(Exercise objective)
Take down each entry exactly as written.

━━━━━ Information shown ━━━━━

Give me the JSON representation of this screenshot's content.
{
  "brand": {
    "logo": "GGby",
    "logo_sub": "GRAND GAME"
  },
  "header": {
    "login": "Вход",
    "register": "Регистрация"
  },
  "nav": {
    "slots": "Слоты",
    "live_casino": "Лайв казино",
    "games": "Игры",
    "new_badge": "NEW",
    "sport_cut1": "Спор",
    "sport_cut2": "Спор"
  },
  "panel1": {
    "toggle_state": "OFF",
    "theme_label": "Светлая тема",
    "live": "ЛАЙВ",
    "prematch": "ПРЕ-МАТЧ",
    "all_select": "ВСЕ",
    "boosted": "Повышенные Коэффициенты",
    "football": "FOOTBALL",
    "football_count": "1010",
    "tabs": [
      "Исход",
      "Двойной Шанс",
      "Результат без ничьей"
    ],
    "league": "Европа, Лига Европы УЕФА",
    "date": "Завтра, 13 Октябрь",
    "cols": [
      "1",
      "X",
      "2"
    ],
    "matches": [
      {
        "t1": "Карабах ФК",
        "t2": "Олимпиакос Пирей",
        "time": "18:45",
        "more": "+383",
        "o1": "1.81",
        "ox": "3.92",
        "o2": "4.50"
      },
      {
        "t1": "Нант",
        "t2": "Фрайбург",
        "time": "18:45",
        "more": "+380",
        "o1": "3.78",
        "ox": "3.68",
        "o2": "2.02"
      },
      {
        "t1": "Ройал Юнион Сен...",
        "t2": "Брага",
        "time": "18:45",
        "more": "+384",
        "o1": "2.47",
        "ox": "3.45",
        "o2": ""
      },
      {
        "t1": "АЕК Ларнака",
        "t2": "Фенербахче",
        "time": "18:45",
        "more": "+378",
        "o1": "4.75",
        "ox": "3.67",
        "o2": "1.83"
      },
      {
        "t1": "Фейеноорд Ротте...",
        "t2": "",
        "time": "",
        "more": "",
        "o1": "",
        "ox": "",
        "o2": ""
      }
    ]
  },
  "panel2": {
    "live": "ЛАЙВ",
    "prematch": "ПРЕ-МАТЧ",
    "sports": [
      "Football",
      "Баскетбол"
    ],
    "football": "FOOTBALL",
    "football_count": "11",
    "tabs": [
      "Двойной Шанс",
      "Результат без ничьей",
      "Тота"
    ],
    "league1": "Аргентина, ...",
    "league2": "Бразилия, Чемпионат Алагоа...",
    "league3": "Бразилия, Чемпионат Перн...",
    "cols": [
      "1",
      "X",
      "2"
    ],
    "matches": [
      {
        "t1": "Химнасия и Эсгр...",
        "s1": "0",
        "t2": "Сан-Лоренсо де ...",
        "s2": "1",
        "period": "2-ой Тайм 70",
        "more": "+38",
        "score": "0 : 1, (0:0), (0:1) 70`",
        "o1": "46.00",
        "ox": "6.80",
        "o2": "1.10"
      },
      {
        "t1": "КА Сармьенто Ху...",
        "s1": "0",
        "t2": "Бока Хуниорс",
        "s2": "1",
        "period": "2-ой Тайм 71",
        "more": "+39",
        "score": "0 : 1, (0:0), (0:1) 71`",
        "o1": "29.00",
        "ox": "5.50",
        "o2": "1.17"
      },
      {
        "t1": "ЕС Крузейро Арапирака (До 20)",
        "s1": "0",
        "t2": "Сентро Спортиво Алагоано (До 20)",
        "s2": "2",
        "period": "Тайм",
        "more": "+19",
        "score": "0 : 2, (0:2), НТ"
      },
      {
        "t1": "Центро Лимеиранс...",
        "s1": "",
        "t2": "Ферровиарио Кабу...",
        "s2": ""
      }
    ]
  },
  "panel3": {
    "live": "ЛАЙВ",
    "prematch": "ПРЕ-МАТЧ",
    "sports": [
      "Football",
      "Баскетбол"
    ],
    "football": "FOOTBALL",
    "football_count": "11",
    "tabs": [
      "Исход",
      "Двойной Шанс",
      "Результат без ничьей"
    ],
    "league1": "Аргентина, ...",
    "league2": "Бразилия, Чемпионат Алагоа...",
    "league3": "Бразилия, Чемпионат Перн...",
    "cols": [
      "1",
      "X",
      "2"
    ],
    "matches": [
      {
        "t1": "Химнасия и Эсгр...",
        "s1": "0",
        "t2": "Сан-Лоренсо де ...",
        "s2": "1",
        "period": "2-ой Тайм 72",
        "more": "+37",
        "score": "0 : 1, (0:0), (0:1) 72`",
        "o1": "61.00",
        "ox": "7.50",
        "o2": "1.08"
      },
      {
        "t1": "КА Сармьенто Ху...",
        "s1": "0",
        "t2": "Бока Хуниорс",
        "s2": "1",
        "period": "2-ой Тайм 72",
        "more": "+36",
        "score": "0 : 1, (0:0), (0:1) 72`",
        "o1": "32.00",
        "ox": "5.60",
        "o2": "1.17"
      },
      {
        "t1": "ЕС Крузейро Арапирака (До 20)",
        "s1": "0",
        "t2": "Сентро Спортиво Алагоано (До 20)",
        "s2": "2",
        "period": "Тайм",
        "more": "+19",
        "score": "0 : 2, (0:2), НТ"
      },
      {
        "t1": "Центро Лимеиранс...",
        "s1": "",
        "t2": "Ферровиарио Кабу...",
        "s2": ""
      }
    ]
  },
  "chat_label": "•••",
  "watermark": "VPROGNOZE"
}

━━━━━

(The response)
Give me the JSON representation of this screenshot's content.
{
  "brand": {
    "logo": "GGby",
    "logo_sub": "GRAND GAME"
  },
  "header": {
    "login": "Вход",
    "register": "Регистрация"
  },
  "nav": {
    "slots": "Слоты",
    "live_casino": "Лайв казино",
    "games": "Игры",
    "new_badge": "NEW",
    "sport_cut1": "Спор",
    "sport_cut2": "Спор"
  },
  "panel1": {
    "toggle_state": "OFF",
    "theme_label": "Светлая тема",
    "live": "ЛАЙВ",
    "prematch": "ПРЕ-МАТЧ",
    "all_select": "ВСЕ",
    "boosted": "Повышенные Коэффициенты",
    "football": "FOOTBALL",
    "football_count": "1010",
    "tabs": [
      "Исход",
      "Двойной Шанс",
      "Результат без ничьей"
    ],
    "league": "Европа, Лига Европы УЕФА",
    "date": "Завтра, 13 Октябрь",
    "cols": [
      "1",
      "X",
      "2"
    ],
    "matches": [
      {
        "t1": "Карабах ФК",
        "t2": "Олимпиакос Пирей",
        "time": "18:45",
        "more": "+383",
        "o1": "1.81",
        "ox": "3.92",
        "o2": "4.50"
      },
      {
        "t1": "Нант",
        "t2": "Фрайбург",
        "time": "18:45",
        "more": "+380",
        "o1": "3.78",
        "ox": "3.68",
        "o2": "2.02"
      },
      {
        "t1": "Ройал Юнион Сен...",
        "t2": "Брага",
        "time": "18:45",
        "more": "+384",
        "o1": "2.47",
        "ox": "3.45",
        "o2": ""
      },
      {
        "t1": "АЕК Ларнака",
        "t2": "Фенербахче",
        "time": "18:45",
        "more": "+378",
        "o1": "4.75",
        "ox": "3.67",
        "o2": "1.83"
      },
      {
        "t1": "Фейеноорд Ротте...",
        "t2": "",
        "time": "",
        "more": "",
        "o1": "",
        "ox": "",
        "o2": ""
      }
    ]
  },
  "panel2": {
    "live": "ЛАЙВ",
    "prematch": "ПРЕ-МАТЧ",
    "sports": [
      "Football",
      "Баскетбол"
    ],
    "football": "FOOTBALL",
    "football_count": "11",
    "tabs": [
      "Двойной Шанс",
      "Результат без ничьей",
      "Тота"
    ],
    "league1": "Аргентина, ...",
    "league2": "Бразилия, Чемпионат Алагоа...",
    "league3": "Бразилия, Чемпионат Перн...",
    "cols": [
      "1",
      "X",
      "2"
    ],
    "matches": [
      {
        "t1": "Химнасия и Эсгр...",
        "s1": "0",
        "t2": "Сан-Лоренсо де ...",
        "s2": "1",
        "period": "2-ой Тайм 70",
        "more": "+38",
        "score": "0 : 1, (0:0), (0:1) 70`",
        "o1": "46.00",
        "ox": "6.80",
        "o2": "1.10"
      },
      {
        "t1": "КА Сармьенто Ху...",
        "s1": "0",
        "t2": "Бока Хуниорс",
        "s2": "1",
        "period": "2-ой Тайм 71",
        "more": "+39",
        "score": "0 : 1, (0:0), (0:1) 71`",
        "o1": "29.00",
        "ox": "5.50",
        "o2": "1.17"
      },
      {
        "t1": "ЕС Крузейро Арапирака (До 20)",
        "s1": "0",
        "t2": "Сентро Спортиво Алагоано (До 20)",
        "s2": "2",
        "period": "Тайм",
        "more": "+19",
        "score": "0 : 2, (0:2), НТ"
      },
      {
        "t1": "Центро Лимеиранс...",
        "s1": "",
        "t2": "Ферровиарио Кабу...",
        "s2": ""
      }
    ]
  },
  "panel3": {
    "live": "ЛАЙВ",
    "prematch": "ПРЕ-МАТЧ",
    "sports": [
      "Football",
      "Баскетбол"
    ],
    "football": "FOOTBALL",
    "football_count": "11",
    "tabs": [
      "Исход",
      "Двойной Шанс",
      "Результат без ничьей"
    ],
    "league1": "Аргентина, ...",
    "league2": "Бразилия, Чемпионат Алагоа...",
    "league3": "Бразилия, Чемпионат Перн...",
    "cols": [
      "1",
      "X",
      "2"
    ],
    "matches": [
      {
        "t1": "Химнасия и Эсгр...",
        "s1": "0",
        "t2": "Сан-Лоренсо де ...",
        "s2": "1",
        "period": "2-ой Тайм 72",
        "more": "+37",
        "score": "0 : 1, (0:0), (0:1) 72`",
        "o1": "61.00",
        "ox": "7.50",
        "o2": "1.08"
      },
      {
        "t1": "КА Сармьенто Ху...",
        "s1": "0",
        "t2": "Бока Хуниорс",
        "s2": "1",
        "period": "2-ой Тайм 72",
        "more": "+36",
        "score": "0 : 1, (0:0), (0:1) 72`",
        "o1": "32.00",
        "ox": "5.60",
        "o2": "1.17"
      },
      {
        "t1": "ЕС Крузейро Арапирака (До 20)",
        "s1": "0",
        "t2": "Сентро Спортиво Алагоано (До 20)",
        "s2": "2",
        "period": "Тайм",
        "more": "+19",
        "score": "0 : 2, (0:2), НТ"
      },
      {
        "t1": "Центро Лимеиранс...",
        "s1": "",
        "t2": "Ферровиарио Кабу...",
        "s2": ""
      }
    ]
  },
  "chat_label": "•••",
  "watermark": "VPROGNOZE"
}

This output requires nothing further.